Task instructions
Give the number of lines in the data that hold the word "this", and nothing else.

Source data
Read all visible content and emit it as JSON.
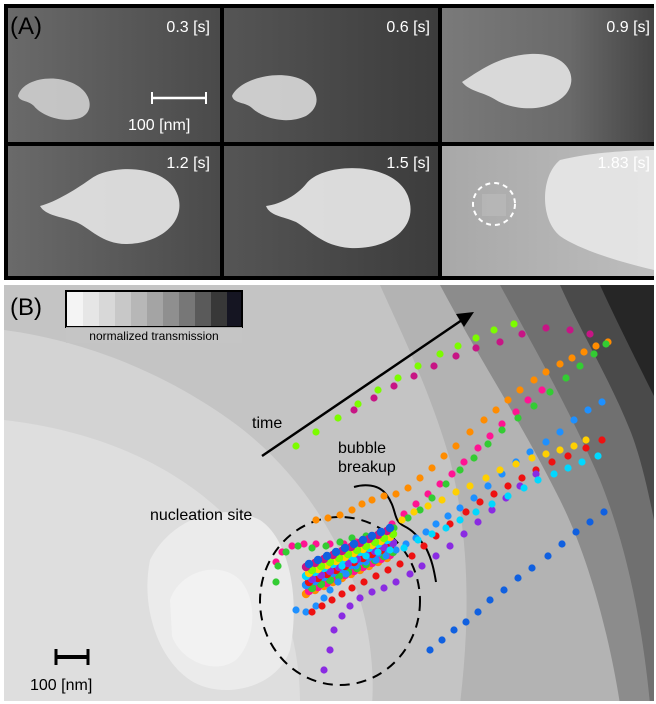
{
  "panel_a": {
    "label": "(A)",
    "scale_bar_label": "100 [nm]",
    "frames": [
      {
        "time": "0.3 [s]"
      },
      {
        "time": "0.6 [s]"
      },
      {
        "time": "0.9 [s]"
      },
      {
        "time": "1.2 [s]"
      },
      {
        "time": "1.5 [s]"
      },
      {
        "time": "1.83 [s]"
      }
    ]
  },
  "panel_b": {
    "label": "(B)",
    "colorbar_label": "normalized transmission",
    "annotations": {
      "time": "time",
      "bubble": "bubble",
      "breakup": "breakup",
      "nucleation_site": "nucleation site"
    },
    "scale_bar_label": "100 [nm]"
  },
  "colors": {
    "trajectories": [
      "#ff8c00",
      "#ff1493",
      "#33cc33",
      "#1e90ff",
      "#ee1111",
      "#8a2be2",
      "#00d8ff",
      "#ffd000",
      "#7cfc00",
      "#c71585",
      "#1060e0"
    ]
  }
}
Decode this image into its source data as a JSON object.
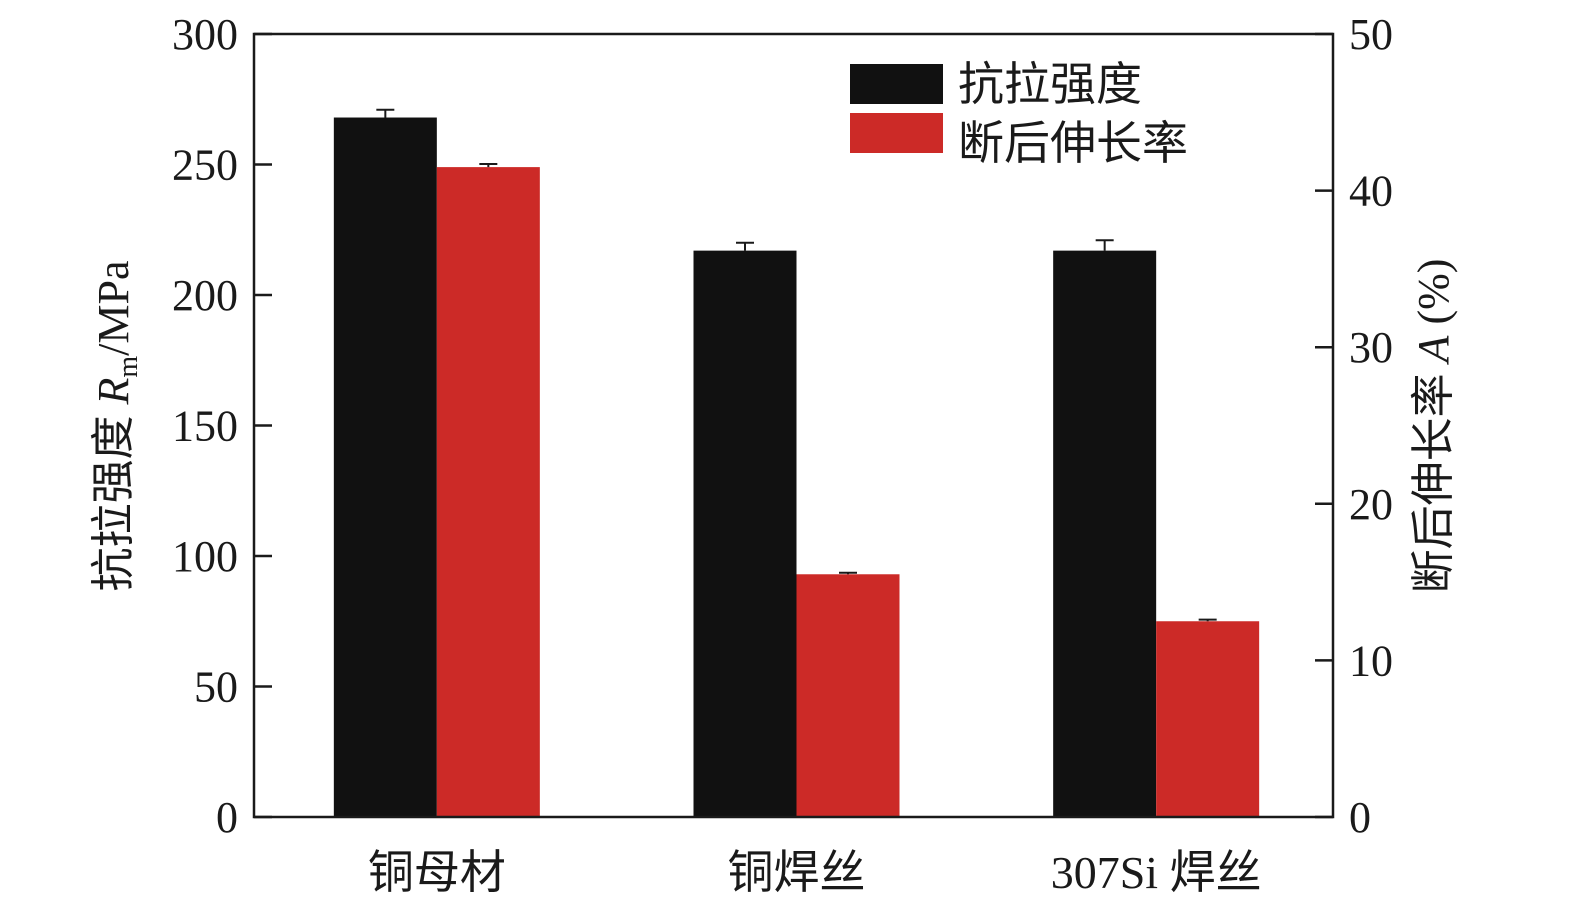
{
  "chart_data": {
    "type": "bar",
    "categories": [
      "铜母材",
      "铜焊丝",
      "307Si 焊丝"
    ],
    "series": [
      {
        "name": "抗拉强度",
        "axis": "left",
        "color": "#111111",
        "values": [
          268,
          217,
          217
        ],
        "errors": [
          3,
          3,
          4
        ]
      },
      {
        "name": "断后伸长率",
        "axis": "right",
        "color": "#cc2a27",
        "values": [
          41.5,
          15.5,
          12.5
        ],
        "errors": [
          0.2,
          0.1,
          0.1
        ]
      }
    ],
    "yleft": {
      "label": "抗拉强度",
      "symbol": "R",
      "subscript": "m",
      "unit": "/MPa",
      "lim": [
        0,
        300
      ],
      "ticks": [
        0,
        50,
        100,
        150,
        200,
        250,
        300
      ]
    },
    "yright": {
      "label": "断后伸长率",
      "symbol": "A",
      "unit": " (%)",
      "lim": [
        0,
        50
      ],
      "ticks": [
        0,
        10,
        20,
        30,
        40,
        50
      ]
    },
    "legend": {
      "position": "top-right",
      "entries": [
        "抗拉强度",
        "断后伸长率"
      ]
    },
    "grid": false
  }
}
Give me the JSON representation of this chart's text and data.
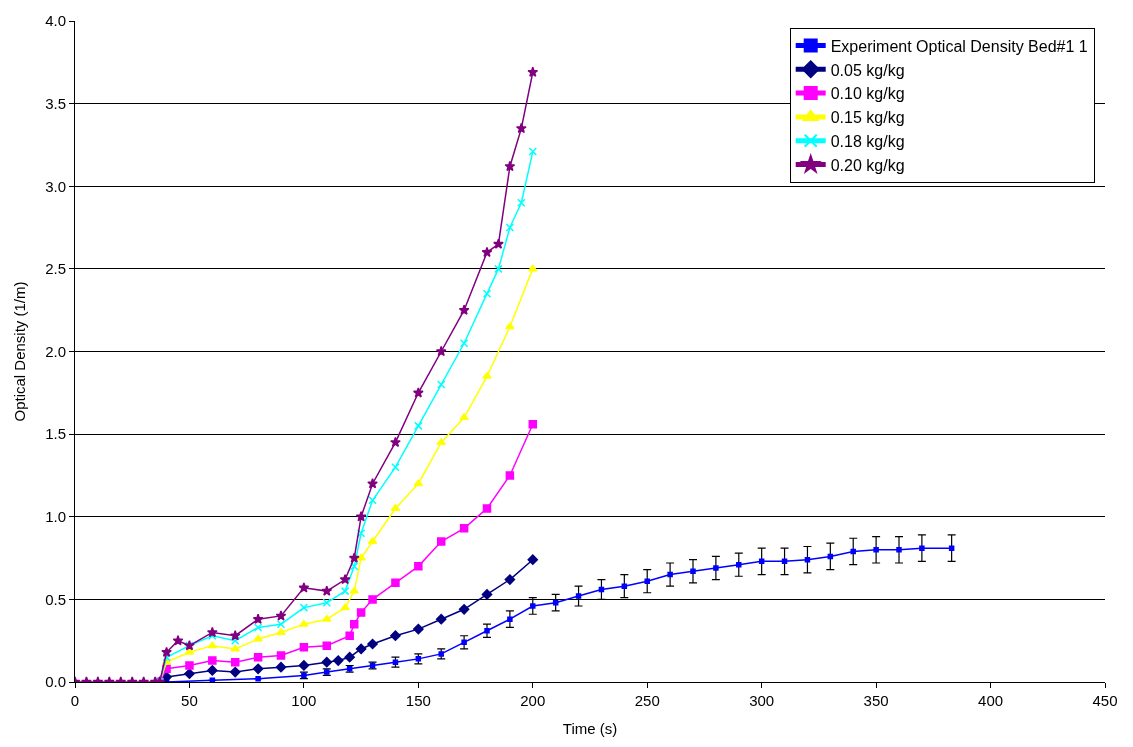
{
  "chart_data": {
    "type": "line",
    "xlabel": "Time (s)",
    "ylabel": "Optical Density (1/m)",
    "xlim": [
      0,
      450
    ],
    "xticks": [
      0,
      50,
      100,
      150,
      200,
      250,
      300,
      350,
      400,
      450
    ],
    "ylim": [
      0,
      4
    ],
    "yticks": [
      {
        "value": 0,
        "label": "0.0"
      },
      0.5,
      {
        "value": 1,
        "label": "1.0"
      },
      1.5,
      {
        "value": 2,
        "label": "2.0"
      },
      2.5,
      {
        "value": 3,
        "label": "3.0"
      },
      3.5,
      {
        "value": 4,
        "label": "4.0"
      }
    ],
    "grid": "y",
    "legend": "top right",
    "line_style": "solid",
    "series": [
      {
        "name": "Experiment Optical Density Bed#1 1",
        "color": "#0000ff",
        "marker": "square",
        "x": [
          40,
          60,
          80,
          100,
          110,
          120,
          130,
          140,
          150,
          160,
          170,
          180,
          190,
          200,
          210,
          220,
          230,
          240,
          250,
          260,
          270,
          280,
          290,
          300,
          310,
          320,
          330,
          340,
          350,
          360,
          370,
          383
        ],
        "values": [
          0.0,
          0.01,
          0.02,
          0.04,
          0.06,
          0.08,
          0.1,
          0.12,
          0.14,
          0.17,
          0.24,
          0.31,
          0.38,
          0.46,
          0.48,
          0.52,
          0.56,
          0.58,
          0.61,
          0.65,
          0.67,
          0.69,
          0.71,
          0.73,
          0.73,
          0.74,
          0.76,
          0.79,
          0.8,
          0.8,
          0.81,
          0.81
        ],
        "errors": [
          null,
          null,
          null,
          0.02,
          0.02,
          0.02,
          0.02,
          0.03,
          0.03,
          0.03,
          0.04,
          0.04,
          0.05,
          0.05,
          0.05,
          0.06,
          0.06,
          0.07,
          0.07,
          0.07,
          0.07,
          0.07,
          0.07,
          0.08,
          0.08,
          0.08,
          0.08,
          0.08,
          0.08,
          0.08,
          0.08,
          0.08
        ]
      },
      {
        "name": "0.05 kg/kg",
        "color": "#000080",
        "marker": "diamond",
        "x": [
          37,
          40,
          50,
          60,
          70,
          80,
          90,
          100,
          110,
          115,
          120,
          125,
          130,
          140,
          150,
          160,
          170,
          180,
          190,
          200
        ],
        "values": [
          0,
          0.03,
          0.05,
          0.07,
          0.06,
          0.08,
          0.09,
          0.1,
          0.12,
          0.13,
          0.15,
          0.2,
          0.23,
          0.28,
          0.32,
          0.38,
          0.44,
          0.53,
          0.62,
          0.74
        ]
      },
      {
        "name": "0.10 kg/kg",
        "color": "#ff00ff",
        "marker": "square",
        "x": [
          37,
          40,
          50,
          60,
          70,
          80,
          90,
          100,
          110,
          120,
          122,
          125,
          130,
          140,
          150,
          160,
          170,
          180,
          190,
          200
        ],
        "values": [
          0,
          0.08,
          0.1,
          0.13,
          0.12,
          0.15,
          0.16,
          0.21,
          0.22,
          0.28,
          0.35,
          0.42,
          0.5,
          0.6,
          0.7,
          0.85,
          0.93,
          1.05,
          1.25,
          1.56
        ]
      },
      {
        "name": "0.15 kg/kg",
        "color": "#ffff00",
        "marker": "triangle",
        "x": [
          37,
          40,
          50,
          60,
          70,
          80,
          90,
          100,
          110,
          118,
          122,
          125,
          130,
          140,
          150,
          160,
          170,
          180,
          190,
          200
        ],
        "values": [
          0,
          0.12,
          0.18,
          0.22,
          0.2,
          0.26,
          0.3,
          0.35,
          0.38,
          0.45,
          0.55,
          0.75,
          0.85,
          1.05,
          1.2,
          1.45,
          1.6,
          1.85,
          2.15,
          2.5
        ]
      },
      {
        "name": "0.18 kg/kg",
        "color": "#00ffff",
        "marker": "cross",
        "x": [
          37,
          40,
          50,
          60,
          70,
          80,
          90,
          100,
          110,
          118,
          122,
          125,
          130,
          140,
          150,
          160,
          170,
          180,
          185,
          190,
          195,
          200
        ],
        "values": [
          0,
          0.15,
          0.22,
          0.28,
          0.25,
          0.33,
          0.35,
          0.45,
          0.48,
          0.55,
          0.7,
          0.9,
          1.1,
          1.3,
          1.55,
          1.8,
          2.05,
          2.35,
          2.5,
          2.75,
          2.9,
          3.21
        ]
      },
      {
        "name": "0.20 kg/kg",
        "color": "#800080",
        "marker": "star",
        "x": [
          0,
          5,
          10,
          15,
          20,
          25,
          30,
          35,
          37,
          40,
          45,
          50,
          60,
          70,
          80,
          90,
          100,
          110,
          118,
          122,
          125,
          130,
          140,
          150,
          160,
          170,
          180,
          185,
          190,
          195,
          200
        ],
        "values": [
          0,
          0,
          0,
          0,
          0,
          0,
          0,
          0,
          0,
          0.18,
          0.25,
          0.22,
          0.3,
          0.28,
          0.38,
          0.4,
          0.57,
          0.55,
          0.62,
          0.75,
          1.0,
          1.2,
          1.45,
          1.75,
          2.0,
          2.25,
          2.6,
          2.65,
          3.12,
          3.35,
          3.69
        ]
      }
    ]
  }
}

Task output
2